**Task objective**
Please give the listing again, word for word, with nothing left out.

**Exercise inputs**
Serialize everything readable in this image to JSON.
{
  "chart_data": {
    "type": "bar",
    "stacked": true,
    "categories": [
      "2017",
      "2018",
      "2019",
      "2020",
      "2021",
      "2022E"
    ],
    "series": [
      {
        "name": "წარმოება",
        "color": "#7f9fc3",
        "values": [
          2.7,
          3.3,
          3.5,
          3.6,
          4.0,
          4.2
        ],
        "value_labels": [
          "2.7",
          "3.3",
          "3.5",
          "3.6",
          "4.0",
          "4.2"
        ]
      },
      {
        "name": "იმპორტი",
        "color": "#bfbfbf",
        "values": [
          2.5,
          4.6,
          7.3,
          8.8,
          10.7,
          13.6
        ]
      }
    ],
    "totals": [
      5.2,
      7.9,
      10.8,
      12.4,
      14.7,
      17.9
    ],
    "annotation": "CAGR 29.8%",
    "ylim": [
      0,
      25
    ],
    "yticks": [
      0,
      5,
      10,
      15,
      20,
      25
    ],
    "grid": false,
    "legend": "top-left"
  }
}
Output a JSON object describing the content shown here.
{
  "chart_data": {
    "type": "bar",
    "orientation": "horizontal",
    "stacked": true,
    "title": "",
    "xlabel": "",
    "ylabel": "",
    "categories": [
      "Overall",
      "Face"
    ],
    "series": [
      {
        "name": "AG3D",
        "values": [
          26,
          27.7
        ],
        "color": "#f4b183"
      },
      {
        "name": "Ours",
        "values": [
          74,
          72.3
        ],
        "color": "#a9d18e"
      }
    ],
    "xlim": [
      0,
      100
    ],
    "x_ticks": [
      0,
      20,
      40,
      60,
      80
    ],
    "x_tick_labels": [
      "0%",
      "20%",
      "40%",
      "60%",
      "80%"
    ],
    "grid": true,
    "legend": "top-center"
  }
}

**Response below**
Serialize everything readable in this image to JSON.
{
  "chart_data": {
    "type": "bar",
    "stacked": true,
    "categories": [
      "2017",
      "2018",
      "2019",
      "2020",
      "2021",
      "2022E"
    ],
    "series": [
      {
        "name": "წარმოება",
        "color": "#7f9fc3",
        "values": [
          2.7,
          3.3,
          3.5,
          3.6,
          4.0,
          4.2
        ],
        "value_labels": [
          "2.7",
          "3.3",
          "3.5",
          "3.6",
          "4.0",
          "4.2"
        ]
      },
      {
        "name": "იმპორტი",
        "color": "#bfbfbf",
        "values": [
          2.5,
          4.6,
          7.3,
          8.8,
          10.7,
          13.6
        ]
      }
    ],
    "totals": [
      5.2,
      7.9,
      10.8,
      12.4,
      14.7,
      17.9
    ],
    "annotation": "CAGR 29.8%",
    "ylim": [
      0,
      25
    ],
    "yticks": [
      0,
      5,
      10,
      15,
      20,
      25
    ],
    "grid": false,
    "legend": "top-left"
  }
}
Output a JSON object describing the content shown here.
{
  "chart_data": {
    "type": "bar",
    "orientation": "horizontal",
    "stacked": true,
    "title": "",
    "xlabel": "",
    "ylabel": "",
    "categories": [
      "Overall",
      "Face"
    ],
    "series": [
      {
        "name": "AG3D",
        "values": [
          26,
          27.7
        ],
        "color": "#f4b183"
      },
      {
        "name": "Ours",
        "values": [
          74,
          72.3
        ],
        "color": "#a9d18e"
      }
    ],
    "xlim": [
      0,
      100
    ],
    "x_ticks": [
      0,
      20,
      40,
      60,
      80
    ],
    "x_tick_labels": [
      "0%",
      "20%",
      "40%",
      "60%",
      "80%"
    ],
    "grid": true,
    "legend": "top-center"
  }
}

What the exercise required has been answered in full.